Obiettivo 1 –
Riporta il tratto dei record che va dall'inizio fino alla riga che contiene "80, 1071, 108]", compresa, rinominando "terminal-line" in "console-line" e lasciando tutto il resto invariato.

Estratto del testo –
====================

Regista ostico, perturbante, scomodo, la cui poetica è legata a doppio filo alle vicende personali, compresi i guai con la giustizia: Roman Polanski vive un’esistenza sofferta, tra fughe e traumi (dall'Olocausto alla tragica morte della moglie Sharon Tate per mano della setta di Charles Manson), ed è autore di un cinema ambiguo e personalissimo, segnato  da claustrofobia, pessimismo ed erotismo morboso e tensivo. In occasione del suo ottantottesimo compleanno (18 agosto 1933), ecco una top 10 dei suoi migliori film!


10) Venere in pelliccia (2013)

Ispirandosi alle pagine di Leopold von Sacher-Masoch e in piena continuità stilistica con il precedente Carnage (2011), Roman Polanski allestisce una geniale opera cinematografica che lavora sua tre piani paralleli (la rappresentazione della materia di base originale, la versione moderna del romanzo messa in scena da Thomas e Wanda nel teatro vuoto e infine il film, che ingloba le prime due), dove i due attori entrano ed escono continuamente dal doppio ruolo che interpretano e dove teatro e cinema diventano elemento unico e inscindibile. La “duplice finzione” viene contaminata (anche) con la realtà: Polanski trasforma Mathieu Amalric in se stesso (per pettinatura, atteggiamento, vestiti) e inizia così a sfidare la sua vera moglie Emmanuelle Seigner in una stuzzicante gara di seduzione, dove i ruoli si fanno sempre più sfumati: la preda diventa cacciatore e lo schiavo diventa padrone.


9) Repulsione (1965)

La seconda opera di Roman Polanski, che gli valse l'Orso d'argento a Berlino e la consacrazione internazionale, è un macabro e surreale viaggio nella mente di una protagonista in rotta di collisione con la realtà domestica e la vita metropolitana, dove il free jazz nella colonna sonora (di Chico Hamilton) fa da beffardo contrappunto a sequenze allucinanti che anticipano Rosemary ‘s Baby (1968) e L'inquilino del terzo piano (1976). La sceneggiatura, firmata dal regista con Gérard Brach, non è ancora calibrata al millimetro, ma gli incredibili sprazzi visionari (la sequenza del corridoio, con mani che emergono dal muro come a voler afferrare Carol) e l'indagine psicologica da manuale rendono Repulsion un'opera imprescindibile, testimonianza primaria della contaminazione tra quotidianità e incubo tanto cara all'autore polacco.

====================

Materiale di esercizio –
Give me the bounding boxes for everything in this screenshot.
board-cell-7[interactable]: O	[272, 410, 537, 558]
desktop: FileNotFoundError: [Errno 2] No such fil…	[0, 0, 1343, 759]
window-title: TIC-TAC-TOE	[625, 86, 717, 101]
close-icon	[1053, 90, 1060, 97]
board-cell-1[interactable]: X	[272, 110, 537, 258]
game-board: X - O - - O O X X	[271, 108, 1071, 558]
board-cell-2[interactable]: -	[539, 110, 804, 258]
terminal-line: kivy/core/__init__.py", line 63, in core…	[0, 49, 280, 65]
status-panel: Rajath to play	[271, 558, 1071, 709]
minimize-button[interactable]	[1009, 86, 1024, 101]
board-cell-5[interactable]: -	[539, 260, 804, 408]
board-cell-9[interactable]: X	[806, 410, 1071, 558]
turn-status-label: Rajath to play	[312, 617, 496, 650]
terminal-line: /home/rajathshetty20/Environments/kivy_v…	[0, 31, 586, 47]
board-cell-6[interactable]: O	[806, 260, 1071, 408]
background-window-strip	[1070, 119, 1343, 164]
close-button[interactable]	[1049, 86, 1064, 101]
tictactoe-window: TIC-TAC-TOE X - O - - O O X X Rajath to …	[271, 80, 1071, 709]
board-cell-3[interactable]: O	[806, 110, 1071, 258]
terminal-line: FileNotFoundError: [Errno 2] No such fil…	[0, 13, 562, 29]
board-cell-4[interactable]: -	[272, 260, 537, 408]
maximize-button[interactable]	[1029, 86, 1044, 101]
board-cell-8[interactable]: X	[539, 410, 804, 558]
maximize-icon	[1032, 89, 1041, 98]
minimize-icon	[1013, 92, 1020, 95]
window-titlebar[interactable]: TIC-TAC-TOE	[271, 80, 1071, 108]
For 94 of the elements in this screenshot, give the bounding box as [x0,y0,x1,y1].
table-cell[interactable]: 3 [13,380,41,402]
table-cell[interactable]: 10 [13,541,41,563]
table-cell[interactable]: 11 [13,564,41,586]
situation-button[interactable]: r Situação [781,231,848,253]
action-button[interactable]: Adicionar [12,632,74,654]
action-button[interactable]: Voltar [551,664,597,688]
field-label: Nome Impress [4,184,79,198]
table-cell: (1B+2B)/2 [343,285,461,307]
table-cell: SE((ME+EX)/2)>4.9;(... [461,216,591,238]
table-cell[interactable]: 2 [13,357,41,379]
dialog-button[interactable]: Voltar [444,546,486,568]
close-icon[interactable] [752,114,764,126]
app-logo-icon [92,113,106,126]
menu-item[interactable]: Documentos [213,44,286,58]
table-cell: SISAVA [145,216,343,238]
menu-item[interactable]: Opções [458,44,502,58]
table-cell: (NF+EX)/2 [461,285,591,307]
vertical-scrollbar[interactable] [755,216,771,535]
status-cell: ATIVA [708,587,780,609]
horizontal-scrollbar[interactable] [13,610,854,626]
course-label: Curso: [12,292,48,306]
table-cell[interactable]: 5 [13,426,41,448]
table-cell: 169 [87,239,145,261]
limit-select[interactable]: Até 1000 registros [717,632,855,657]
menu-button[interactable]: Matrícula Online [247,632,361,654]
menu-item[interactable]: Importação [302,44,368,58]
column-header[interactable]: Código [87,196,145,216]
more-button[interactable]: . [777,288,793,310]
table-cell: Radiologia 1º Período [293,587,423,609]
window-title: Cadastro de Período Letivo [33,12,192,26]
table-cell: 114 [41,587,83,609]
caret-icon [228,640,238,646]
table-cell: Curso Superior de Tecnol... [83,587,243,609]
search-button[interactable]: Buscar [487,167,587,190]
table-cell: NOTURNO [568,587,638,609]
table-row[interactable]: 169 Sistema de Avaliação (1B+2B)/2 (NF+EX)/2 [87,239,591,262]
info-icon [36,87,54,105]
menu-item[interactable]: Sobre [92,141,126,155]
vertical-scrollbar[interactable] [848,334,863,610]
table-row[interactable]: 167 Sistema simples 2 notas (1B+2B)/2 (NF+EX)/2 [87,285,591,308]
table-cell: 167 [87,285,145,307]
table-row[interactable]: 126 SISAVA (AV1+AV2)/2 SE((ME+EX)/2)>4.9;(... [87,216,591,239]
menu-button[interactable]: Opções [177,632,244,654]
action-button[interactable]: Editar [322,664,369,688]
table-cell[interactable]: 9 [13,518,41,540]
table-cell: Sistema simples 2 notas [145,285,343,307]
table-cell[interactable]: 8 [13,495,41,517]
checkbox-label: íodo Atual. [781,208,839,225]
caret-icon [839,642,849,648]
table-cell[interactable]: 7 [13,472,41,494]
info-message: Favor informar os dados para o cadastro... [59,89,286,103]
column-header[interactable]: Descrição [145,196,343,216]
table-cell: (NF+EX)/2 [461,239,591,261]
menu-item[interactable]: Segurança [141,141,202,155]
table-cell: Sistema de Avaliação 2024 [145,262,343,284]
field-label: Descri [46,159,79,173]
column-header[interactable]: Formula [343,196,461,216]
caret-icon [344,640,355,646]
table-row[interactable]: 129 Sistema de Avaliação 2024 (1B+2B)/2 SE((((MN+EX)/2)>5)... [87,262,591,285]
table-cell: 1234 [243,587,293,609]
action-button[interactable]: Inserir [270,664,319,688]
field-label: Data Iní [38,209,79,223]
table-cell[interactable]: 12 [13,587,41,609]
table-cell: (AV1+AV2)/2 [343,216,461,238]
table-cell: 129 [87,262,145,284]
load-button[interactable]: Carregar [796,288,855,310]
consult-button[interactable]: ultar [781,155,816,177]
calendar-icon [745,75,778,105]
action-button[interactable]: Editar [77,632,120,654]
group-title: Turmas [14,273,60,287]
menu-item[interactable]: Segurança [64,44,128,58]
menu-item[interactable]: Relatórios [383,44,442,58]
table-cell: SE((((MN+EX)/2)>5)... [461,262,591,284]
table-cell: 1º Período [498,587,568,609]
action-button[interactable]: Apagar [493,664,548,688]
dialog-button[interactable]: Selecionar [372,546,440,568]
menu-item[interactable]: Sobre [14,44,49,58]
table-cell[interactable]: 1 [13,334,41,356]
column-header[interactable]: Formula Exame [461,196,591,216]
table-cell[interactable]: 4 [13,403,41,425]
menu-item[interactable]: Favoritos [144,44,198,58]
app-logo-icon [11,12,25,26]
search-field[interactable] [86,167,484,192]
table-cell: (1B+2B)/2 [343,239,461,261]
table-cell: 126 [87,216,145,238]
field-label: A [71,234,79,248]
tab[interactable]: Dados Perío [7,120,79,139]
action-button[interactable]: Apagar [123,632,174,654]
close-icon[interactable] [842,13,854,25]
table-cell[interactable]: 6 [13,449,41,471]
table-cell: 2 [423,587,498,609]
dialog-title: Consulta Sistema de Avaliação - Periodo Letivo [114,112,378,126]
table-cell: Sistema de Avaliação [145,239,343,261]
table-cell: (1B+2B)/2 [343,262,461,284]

====================

Obiettivo 2 –
Prosegui l'articolo sui migliori film di Roman Polanski, riprendendo dopo la sua ultima frase.

Risultato 1 –
Give me the bounding boxes for everything in this screenshot.
board-cell-7[interactable]: O	[272, 410, 537, 558]
desktop: FileNotFoundError: [Errno 2] No such fil…	[0, 0, 1343, 759]
window-title: TIC-TAC-TOE	[625, 86, 717, 101]
close-icon	[1053, 90, 1060, 97]
board-cell-1[interactable]: X	[272, 110, 537, 258]
game-board: X - O - - O O X X	[271, 108, 1071, 558]
board-cell-2[interactable]: -	[539, 110, 804, 258]
console-line: kivy/core/__init__.py", line 63, in core…	[0, 49, 280, 65]
status-panel: Rajath to play	[271, 558, 1071, 709]
minimize-button[interactable]	[1009, 86, 1024, 101]
board-cell-5[interactable]: -	[539, 260, 804, 408]
board-cell-9[interactable]: X	[806, 410, 1071, 558]
turn-status-label: Rajath to play	[312, 617, 496, 650]
console-line: /home/rajathshetty20/Environments/kivy_v…	[0, 31, 586, 47]
board-cell-6[interactable]: O	[806, 260, 1071, 408]
background-window-strip	[1070, 119, 1343, 164]
close-button[interactable]	[1049, 86, 1064, 101]
tictactoe-window: TIC-TAC-TOE X - O - - O O X X Rajath to …	[271, 80, 1071, 709]
board-cell-3[interactable]: O	[806, 110, 1071, 258]
console-line: FileNotFoundError: [Errno 2] No such fil…	[0, 13, 562, 29]
board-cell-4[interactable]: -	[272, 260, 537, 408]
maximize-button[interactable]	[1029, 86, 1044, 101]
board-cell-8[interactable]: X	[539, 410, 804, 558]
maximize-icon	[1032, 89, 1041, 98]
minimize-icon	[1013, 92, 1020, 95]
window-titlebar[interactable]: TIC-TAC-TOE	[271, 80, 1071, 108]

Risultato 2 –
8) Luna di fiele (1992)

«Ogni rapporto tra uomo e donna, anche se armonioso, ha in sé il seme della farsa o della tragedia». Peccaminosa e malata “contro-storia” d'amore, Luna di fiele è il film con cui Roman Polanski affronta di petto un tema che da sempre aveva accarezzato in tutte le sue opere precedenti: la guerra psicologica su cui si basano tutti i rapporti di coppia. Venature sadomaso, crudeltà da manuale e un'atmosfera torbida che innerva funzionalmente la pellicola, tratteggiando un ritratto cupo e pessimistico della solitudine contemporanea. Il gioco di specchi, compresso nelle claustrofobiche cabine della nave o nei soffocanti interni parigini, diventa disturbante e affascinante allo stesso tempo, coinvolgendo lo spettatore in un morboso atto voyeuristico.


7) La morte e la fanciulla (1994)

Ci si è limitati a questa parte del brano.